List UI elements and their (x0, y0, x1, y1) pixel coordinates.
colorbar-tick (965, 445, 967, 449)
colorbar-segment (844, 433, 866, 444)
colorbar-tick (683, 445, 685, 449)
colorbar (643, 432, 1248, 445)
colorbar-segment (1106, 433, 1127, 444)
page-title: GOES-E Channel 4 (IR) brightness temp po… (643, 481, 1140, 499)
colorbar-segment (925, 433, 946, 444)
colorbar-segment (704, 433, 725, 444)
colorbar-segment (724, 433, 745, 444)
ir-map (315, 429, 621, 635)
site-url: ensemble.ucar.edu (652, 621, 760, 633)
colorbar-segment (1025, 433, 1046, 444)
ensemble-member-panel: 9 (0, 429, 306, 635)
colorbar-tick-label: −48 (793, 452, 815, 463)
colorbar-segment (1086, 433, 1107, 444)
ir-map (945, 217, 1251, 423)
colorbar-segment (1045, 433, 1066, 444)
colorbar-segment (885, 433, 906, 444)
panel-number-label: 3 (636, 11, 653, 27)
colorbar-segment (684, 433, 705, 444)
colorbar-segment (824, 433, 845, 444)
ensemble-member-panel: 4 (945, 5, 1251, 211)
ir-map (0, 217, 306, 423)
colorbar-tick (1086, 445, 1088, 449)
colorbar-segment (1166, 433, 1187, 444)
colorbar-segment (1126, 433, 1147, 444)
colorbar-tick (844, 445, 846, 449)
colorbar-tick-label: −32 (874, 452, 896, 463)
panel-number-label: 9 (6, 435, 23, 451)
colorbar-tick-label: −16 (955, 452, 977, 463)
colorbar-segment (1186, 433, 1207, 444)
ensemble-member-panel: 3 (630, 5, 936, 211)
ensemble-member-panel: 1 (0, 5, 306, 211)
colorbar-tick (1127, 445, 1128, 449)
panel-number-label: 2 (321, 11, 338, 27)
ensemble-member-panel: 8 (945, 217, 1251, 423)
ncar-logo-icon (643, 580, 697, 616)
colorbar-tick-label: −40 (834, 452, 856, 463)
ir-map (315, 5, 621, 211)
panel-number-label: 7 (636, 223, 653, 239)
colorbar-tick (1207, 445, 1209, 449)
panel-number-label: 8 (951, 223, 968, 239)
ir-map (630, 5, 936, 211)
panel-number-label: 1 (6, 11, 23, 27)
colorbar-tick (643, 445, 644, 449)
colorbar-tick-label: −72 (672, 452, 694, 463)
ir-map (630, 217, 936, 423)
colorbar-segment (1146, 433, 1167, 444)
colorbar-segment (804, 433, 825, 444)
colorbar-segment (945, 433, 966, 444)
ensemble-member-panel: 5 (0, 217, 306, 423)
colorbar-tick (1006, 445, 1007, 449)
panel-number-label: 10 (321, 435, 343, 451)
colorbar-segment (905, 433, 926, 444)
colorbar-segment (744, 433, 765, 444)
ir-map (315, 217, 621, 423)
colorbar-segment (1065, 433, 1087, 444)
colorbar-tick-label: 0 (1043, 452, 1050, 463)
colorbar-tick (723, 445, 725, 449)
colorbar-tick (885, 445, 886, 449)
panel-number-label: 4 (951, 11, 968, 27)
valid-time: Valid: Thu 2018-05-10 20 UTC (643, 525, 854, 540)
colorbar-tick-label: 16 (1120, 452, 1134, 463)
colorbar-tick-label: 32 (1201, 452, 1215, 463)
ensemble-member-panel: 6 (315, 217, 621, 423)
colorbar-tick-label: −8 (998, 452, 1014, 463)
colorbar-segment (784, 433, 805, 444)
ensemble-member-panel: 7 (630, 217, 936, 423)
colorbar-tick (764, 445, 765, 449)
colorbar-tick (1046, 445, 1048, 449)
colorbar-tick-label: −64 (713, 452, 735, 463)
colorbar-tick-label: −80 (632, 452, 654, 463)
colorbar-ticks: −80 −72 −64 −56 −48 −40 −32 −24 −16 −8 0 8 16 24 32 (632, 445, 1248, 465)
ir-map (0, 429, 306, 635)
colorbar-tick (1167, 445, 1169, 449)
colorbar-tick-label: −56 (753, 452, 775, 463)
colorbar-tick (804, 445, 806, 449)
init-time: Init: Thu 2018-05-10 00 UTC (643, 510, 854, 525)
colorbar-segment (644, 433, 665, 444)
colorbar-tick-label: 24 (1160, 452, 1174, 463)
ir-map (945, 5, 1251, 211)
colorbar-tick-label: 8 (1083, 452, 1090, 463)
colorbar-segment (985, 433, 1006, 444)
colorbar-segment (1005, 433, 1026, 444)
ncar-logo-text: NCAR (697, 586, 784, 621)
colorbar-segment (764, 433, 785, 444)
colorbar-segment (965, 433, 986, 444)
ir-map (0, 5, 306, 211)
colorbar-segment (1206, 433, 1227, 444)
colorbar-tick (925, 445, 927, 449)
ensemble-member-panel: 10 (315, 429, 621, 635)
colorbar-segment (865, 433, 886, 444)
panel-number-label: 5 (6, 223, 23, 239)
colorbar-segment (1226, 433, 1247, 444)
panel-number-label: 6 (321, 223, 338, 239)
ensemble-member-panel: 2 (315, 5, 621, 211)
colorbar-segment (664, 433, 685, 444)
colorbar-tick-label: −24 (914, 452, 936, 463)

■ Exercise instructions: Reproduce every line of the records above word for word.

■ Correct answer:
List UI elements and their (x0, y0, x1, y1) pixel coordinates.
colorbar-tick (965, 445, 967, 449)
colorbar-segment (844, 433, 866, 444)
colorbar-tick (683, 445, 685, 449)
colorbar (643, 432, 1248, 445)
colorbar-segment (1106, 433, 1127, 444)
page-title: GOES-E Channel 4 (IR) brightness temp po… (643, 481, 1140, 499)
colorbar-segment (925, 433, 946, 444)
colorbar-segment (704, 433, 725, 444)
colorbar-segment (724, 433, 745, 444)
ir-map (315, 429, 621, 635)
site-url: ensemble.ucar.edu (652, 621, 760, 633)
colorbar-segment (1025, 433, 1046, 444)
ensemble-member-panel: 9 (0, 429, 306, 635)
colorbar-tick-label: −48 (793, 452, 815, 463)
colorbar-segment (1086, 433, 1107, 444)
ir-map (945, 217, 1251, 423)
colorbar-segment (1045, 433, 1066, 444)
colorbar-segment (885, 433, 906, 444)
panel-number-label: 3 (636, 11, 653, 27)
colorbar-segment (684, 433, 705, 444)
colorbar-segment (824, 433, 845, 444)
ensemble-member-panel: 4 (945, 5, 1251, 211)
ir-map (0, 217, 306, 423)
colorbar-tick (1086, 445, 1088, 449)
colorbar-segment (1166, 433, 1187, 444)
colorbar-segment (1126, 433, 1147, 444)
colorbar-tick (844, 445, 846, 449)
colorbar-tick-label: −32 (874, 452, 896, 463)
panel-number-label: 9 (6, 435, 23, 451)
colorbar-tick-label: −16 (955, 452, 977, 463)
colorbar-segment (1186, 433, 1207, 444)
ensemble-member-panel: 3 (630, 5, 936, 211)
ensemble-member-panel: 1 (0, 5, 306, 211)
colorbar-tick (1127, 445, 1128, 449)
panel-number-label: 2 (321, 11, 338, 27)
ensemble-member-panel: 8 (945, 217, 1251, 423)
ncar-logo-icon (643, 580, 697, 616)
colorbar-tick-label: −40 (834, 452, 856, 463)
ir-map (315, 5, 621, 211)
panel-number-label: 7 (636, 223, 653, 239)
colorbar-tick (1207, 445, 1209, 449)
panel-number-label: 8 (951, 223, 968, 239)
ir-map (630, 5, 936, 211)
panel-number-label: 1 (6, 11, 23, 27)
colorbar-tick (643, 445, 644, 449)
colorbar-tick-label: −72 (672, 452, 694, 463)
ir-map (630, 217, 936, 423)
colorbar-segment (1146, 433, 1167, 444)
colorbar-segment (804, 433, 825, 444)
colorbar-segment (945, 433, 966, 444)
ensemble-member-panel: 5 (0, 217, 306, 423)
colorbar-tick (1006, 445, 1007, 449)
panel-number-label: 10 (321, 435, 343, 451)
colorbar-segment (905, 433, 926, 444)
colorbar-segment (744, 433, 765, 444)
ir-map (315, 217, 621, 423)
colorbar-segment (1065, 433, 1087, 444)
colorbar-tick-label: 0 (1043, 452, 1050, 463)
colorbar-tick (723, 445, 725, 449)
colorbar-tick (885, 445, 886, 449)
panel-number-label: 4 (951, 11, 968, 27)
valid-time: Valid: Thu 2018-05-10 20 UTC (643, 525, 854, 540)
colorbar-tick-label: 16 (1120, 452, 1134, 463)
colorbar-tick-label: 32 (1201, 452, 1215, 463)
ensemble-member-panel: 6 (315, 217, 621, 423)
colorbar-tick-label: −8 (998, 452, 1014, 463)
colorbar-segment (784, 433, 805, 444)
ensemble-member-panel: 7 (630, 217, 936, 423)
colorbar-tick (764, 445, 765, 449)
colorbar-tick (1046, 445, 1048, 449)
colorbar-tick-label: −64 (713, 452, 735, 463)
colorbar-tick-label: −80 (632, 452, 654, 463)
colorbar-ticks: −80 −72 −64 −56 −48 −40 −32 −24 −16 −8 0 8 16 24 32 (632, 445, 1248, 465)
ir-map (0, 429, 306, 635)
colorbar-tick (1167, 445, 1169, 449)
colorbar-tick-label: −56 (753, 452, 775, 463)
colorbar-tick (804, 445, 806, 449)
init-time: Init: Thu 2018-05-10 00 UTC (643, 510, 854, 525)
colorbar-segment (644, 433, 665, 444)
colorbar-tick-label: 24 (1160, 452, 1174, 463)
ir-map (945, 5, 1251, 211)
colorbar-tick-label: 8 (1083, 452, 1090, 463)
colorbar-segment (985, 433, 1006, 444)
colorbar-segment (1005, 433, 1026, 444)
ncar-logo-text: NCAR (697, 586, 784, 621)
colorbar-segment (764, 433, 785, 444)
colorbar-segment (965, 433, 986, 444)
ir-map (0, 5, 306, 211)
colorbar-segment (1206, 433, 1227, 444)
colorbar-tick (925, 445, 927, 449)
ensemble-member-panel: 10 (315, 429, 621, 635)
colorbar-segment (865, 433, 886, 444)
panel-number-label: 5 (6, 223, 23, 239)
colorbar-segment (1226, 433, 1247, 444)
panel-number-label: 6 (321, 223, 338, 239)
ensemble-member-panel: 2 (315, 5, 621, 211)
colorbar-segment (664, 433, 685, 444)
colorbar-tick-label: −24 (914, 452, 936, 463)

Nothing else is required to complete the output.